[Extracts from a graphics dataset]
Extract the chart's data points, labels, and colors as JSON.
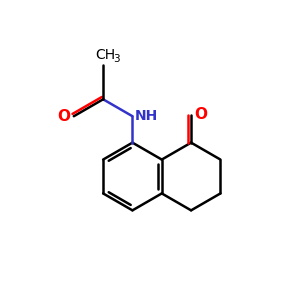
{
  "background_color": "#ffffff",
  "bond_color": "#000000",
  "bond_width": 1.8,
  "atom_colors": {
    "O": "#ff0000",
    "N": "#3333cc",
    "C": "#000000"
  },
  "font_size_label": 10,
  "font_size_subscript": 7.5,
  "xlim": [
    0,
    10
  ],
  "ylim": [
    0,
    10
  ],
  "s": 1.15
}
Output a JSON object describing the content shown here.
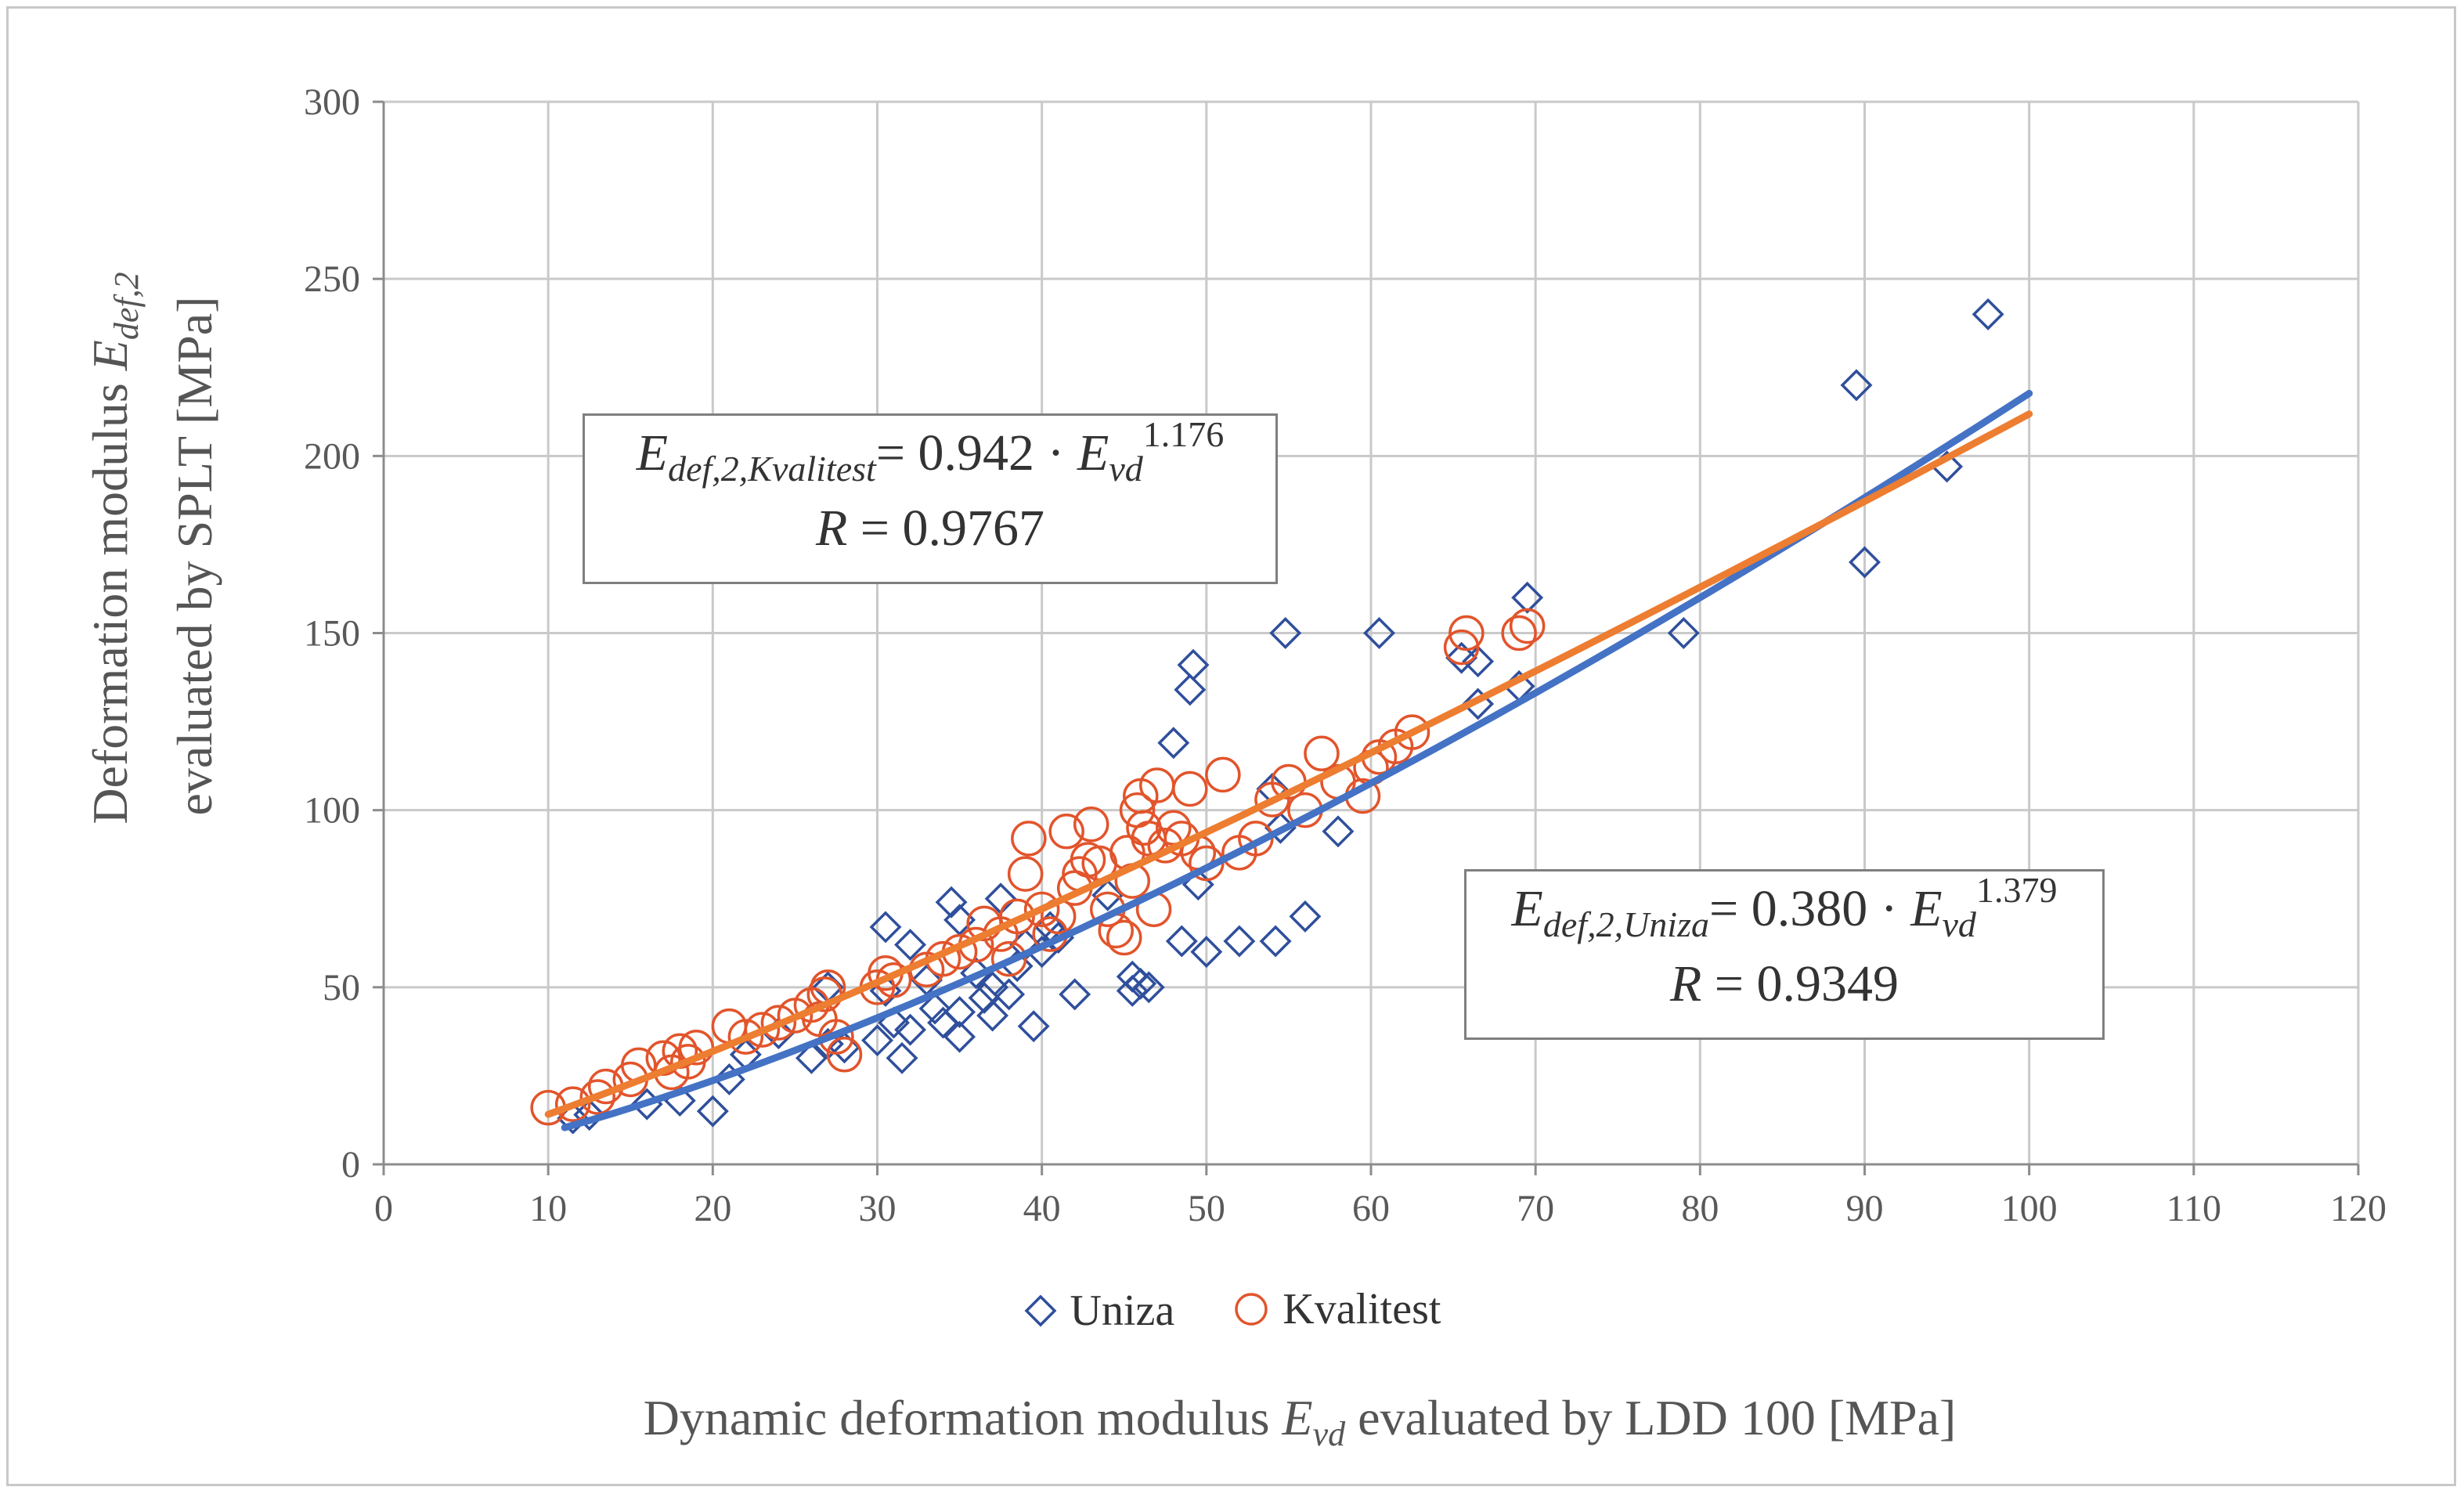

[The problem] Repeat the data above exactly, but not the pictures.

[Result]
Extract the chart's data points, labels, and colors as JSON.
{
  "background_color": "#ffffff",
  "bond_color": "#000000",
  "bond_width": 1.8,
  "atom_colors": {
    "O": "#ff0000",
    "N": "#3333cc",
    "C": "#000000"
  },
  "font_size_label": 10,
  "font_size_subscript": 7.5,
  "xlim": [
    0,
    10
  ],
  "ylim": [
    0,
    10
  ],
  "s": 1.15
}
Output a JSON object describing the content shown here.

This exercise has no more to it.